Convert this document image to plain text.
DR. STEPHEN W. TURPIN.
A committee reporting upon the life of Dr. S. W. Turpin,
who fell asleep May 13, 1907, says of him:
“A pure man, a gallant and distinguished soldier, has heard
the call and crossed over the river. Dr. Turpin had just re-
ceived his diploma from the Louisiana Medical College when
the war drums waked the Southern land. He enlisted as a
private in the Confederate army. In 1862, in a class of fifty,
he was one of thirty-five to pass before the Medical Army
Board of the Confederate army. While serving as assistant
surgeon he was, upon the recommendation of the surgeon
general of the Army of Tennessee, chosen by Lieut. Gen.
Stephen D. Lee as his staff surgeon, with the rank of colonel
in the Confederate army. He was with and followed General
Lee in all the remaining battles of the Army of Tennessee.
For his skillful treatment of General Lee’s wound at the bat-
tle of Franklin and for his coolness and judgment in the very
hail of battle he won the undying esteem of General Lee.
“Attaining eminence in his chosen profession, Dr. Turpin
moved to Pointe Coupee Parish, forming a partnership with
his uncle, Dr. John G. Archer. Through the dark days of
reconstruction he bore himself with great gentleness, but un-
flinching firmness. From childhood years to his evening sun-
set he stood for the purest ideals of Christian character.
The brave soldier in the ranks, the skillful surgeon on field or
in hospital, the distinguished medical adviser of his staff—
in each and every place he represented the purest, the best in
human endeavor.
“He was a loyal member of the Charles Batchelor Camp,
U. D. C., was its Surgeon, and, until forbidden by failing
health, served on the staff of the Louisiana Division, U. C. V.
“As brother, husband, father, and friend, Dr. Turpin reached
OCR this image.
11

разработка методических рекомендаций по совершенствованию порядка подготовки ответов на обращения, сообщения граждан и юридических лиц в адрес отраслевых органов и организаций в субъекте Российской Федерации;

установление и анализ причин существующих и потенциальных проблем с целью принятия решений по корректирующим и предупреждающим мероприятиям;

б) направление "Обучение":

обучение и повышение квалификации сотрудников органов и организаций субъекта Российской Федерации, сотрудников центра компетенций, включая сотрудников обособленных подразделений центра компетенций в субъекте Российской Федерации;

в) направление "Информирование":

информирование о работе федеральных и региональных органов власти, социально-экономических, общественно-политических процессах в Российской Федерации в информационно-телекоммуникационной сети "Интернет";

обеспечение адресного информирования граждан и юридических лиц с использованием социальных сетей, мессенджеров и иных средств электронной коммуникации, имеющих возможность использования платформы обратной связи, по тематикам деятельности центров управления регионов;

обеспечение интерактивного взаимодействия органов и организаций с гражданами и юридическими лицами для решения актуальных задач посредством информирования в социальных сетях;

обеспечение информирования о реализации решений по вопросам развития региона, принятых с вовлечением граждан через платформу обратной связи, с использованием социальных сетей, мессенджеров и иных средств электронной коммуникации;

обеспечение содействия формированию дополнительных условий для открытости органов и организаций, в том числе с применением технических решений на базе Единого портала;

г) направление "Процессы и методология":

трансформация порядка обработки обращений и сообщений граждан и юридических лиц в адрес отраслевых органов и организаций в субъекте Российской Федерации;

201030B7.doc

> _Requirements_: Take each line of the material that contains the word "юридических" and list it.

> _Answer to the problem_:
разработка методических рекомендаций по совершенствованию порядка подготовки ответов на обращения, сообщения граждан и юридических лиц в адрес отраслевых органов и организаций в субъекте Российской Федерации;
обеспечение адресного информирования граждан и юридических лиц с использованием социальных сетей, мессенджеров и иных средств электронной коммуникации, имеющих возможность использования платформы обратной связи, по тематикам деятельности центров управления регионов;
трансформация порядка обработки обращений и сообщений граждан и юридических лиц в адрес отраслевых органов и организаций в субъекте Российской Федерации;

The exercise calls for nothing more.